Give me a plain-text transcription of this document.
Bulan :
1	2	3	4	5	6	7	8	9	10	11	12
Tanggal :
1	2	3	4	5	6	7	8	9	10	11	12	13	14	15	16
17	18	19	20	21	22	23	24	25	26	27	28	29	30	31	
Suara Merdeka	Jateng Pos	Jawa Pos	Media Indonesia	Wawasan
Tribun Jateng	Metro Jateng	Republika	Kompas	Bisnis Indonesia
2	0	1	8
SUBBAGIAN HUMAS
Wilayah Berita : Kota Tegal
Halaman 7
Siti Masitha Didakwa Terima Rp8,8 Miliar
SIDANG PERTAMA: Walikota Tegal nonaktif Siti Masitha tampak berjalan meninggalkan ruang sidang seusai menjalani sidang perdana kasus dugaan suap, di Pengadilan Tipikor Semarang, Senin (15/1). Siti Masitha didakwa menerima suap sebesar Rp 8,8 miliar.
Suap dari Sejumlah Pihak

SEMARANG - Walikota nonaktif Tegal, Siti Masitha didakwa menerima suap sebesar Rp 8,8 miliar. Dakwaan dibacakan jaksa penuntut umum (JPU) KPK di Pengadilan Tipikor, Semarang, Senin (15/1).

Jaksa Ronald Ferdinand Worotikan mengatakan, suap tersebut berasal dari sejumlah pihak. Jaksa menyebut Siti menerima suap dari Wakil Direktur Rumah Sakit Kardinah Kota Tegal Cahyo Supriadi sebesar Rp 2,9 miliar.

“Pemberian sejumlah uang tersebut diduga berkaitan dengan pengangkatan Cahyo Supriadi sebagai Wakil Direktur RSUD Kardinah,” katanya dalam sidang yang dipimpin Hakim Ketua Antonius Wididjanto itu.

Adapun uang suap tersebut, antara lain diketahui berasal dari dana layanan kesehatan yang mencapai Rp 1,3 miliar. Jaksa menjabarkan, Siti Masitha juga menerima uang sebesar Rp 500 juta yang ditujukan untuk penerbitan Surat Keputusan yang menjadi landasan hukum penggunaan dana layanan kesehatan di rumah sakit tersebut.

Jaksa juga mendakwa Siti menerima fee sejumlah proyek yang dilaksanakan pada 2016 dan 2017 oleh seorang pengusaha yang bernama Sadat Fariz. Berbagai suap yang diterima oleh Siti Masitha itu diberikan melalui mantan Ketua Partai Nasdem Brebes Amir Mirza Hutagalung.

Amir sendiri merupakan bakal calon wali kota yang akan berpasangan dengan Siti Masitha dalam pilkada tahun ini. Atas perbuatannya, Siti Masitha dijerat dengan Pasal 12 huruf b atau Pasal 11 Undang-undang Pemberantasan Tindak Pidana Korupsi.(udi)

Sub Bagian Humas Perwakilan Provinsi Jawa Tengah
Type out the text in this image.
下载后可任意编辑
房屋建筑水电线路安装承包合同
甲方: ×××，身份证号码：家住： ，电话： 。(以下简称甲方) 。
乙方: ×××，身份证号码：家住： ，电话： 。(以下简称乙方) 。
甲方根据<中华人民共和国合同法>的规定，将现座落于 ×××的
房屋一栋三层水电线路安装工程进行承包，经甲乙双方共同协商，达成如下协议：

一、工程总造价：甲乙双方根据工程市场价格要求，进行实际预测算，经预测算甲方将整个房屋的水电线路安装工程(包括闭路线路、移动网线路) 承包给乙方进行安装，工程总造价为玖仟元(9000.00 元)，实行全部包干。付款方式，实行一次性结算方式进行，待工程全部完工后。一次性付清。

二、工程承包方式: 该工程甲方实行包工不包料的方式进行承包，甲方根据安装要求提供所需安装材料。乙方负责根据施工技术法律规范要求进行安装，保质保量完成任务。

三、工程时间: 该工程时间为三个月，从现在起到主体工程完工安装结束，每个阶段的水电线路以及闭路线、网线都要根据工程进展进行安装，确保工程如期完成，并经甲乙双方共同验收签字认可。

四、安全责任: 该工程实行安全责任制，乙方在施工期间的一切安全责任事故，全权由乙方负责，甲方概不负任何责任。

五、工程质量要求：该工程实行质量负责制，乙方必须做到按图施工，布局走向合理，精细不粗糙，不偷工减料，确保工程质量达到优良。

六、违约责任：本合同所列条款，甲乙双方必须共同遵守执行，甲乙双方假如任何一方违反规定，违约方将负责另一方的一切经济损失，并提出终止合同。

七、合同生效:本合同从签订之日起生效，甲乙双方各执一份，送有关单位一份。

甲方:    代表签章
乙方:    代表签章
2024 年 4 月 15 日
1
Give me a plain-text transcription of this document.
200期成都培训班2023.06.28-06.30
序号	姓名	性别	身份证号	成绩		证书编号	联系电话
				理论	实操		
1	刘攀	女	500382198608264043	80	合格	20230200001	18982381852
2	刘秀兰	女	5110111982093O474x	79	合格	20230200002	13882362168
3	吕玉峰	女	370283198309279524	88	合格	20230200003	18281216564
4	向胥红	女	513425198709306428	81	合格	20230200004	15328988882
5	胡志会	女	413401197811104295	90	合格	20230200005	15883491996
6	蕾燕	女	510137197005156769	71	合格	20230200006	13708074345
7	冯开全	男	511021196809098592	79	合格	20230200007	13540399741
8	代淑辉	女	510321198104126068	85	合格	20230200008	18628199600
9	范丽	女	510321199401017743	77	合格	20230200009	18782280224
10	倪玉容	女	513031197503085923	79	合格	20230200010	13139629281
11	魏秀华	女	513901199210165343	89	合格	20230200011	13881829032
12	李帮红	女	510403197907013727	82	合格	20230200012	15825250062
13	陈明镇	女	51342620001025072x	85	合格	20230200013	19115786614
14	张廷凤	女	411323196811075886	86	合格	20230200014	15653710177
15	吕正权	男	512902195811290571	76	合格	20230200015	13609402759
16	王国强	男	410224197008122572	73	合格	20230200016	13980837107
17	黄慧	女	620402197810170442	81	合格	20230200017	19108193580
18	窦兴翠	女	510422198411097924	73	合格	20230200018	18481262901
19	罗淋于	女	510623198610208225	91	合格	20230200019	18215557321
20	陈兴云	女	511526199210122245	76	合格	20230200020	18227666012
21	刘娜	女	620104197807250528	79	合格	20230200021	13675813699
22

• • • • •

PROBLEM DETAILS:
Establish how many lines of the records contain the string "Senin" and state that number without elaboration.

RESULT OF THIS TASK:
2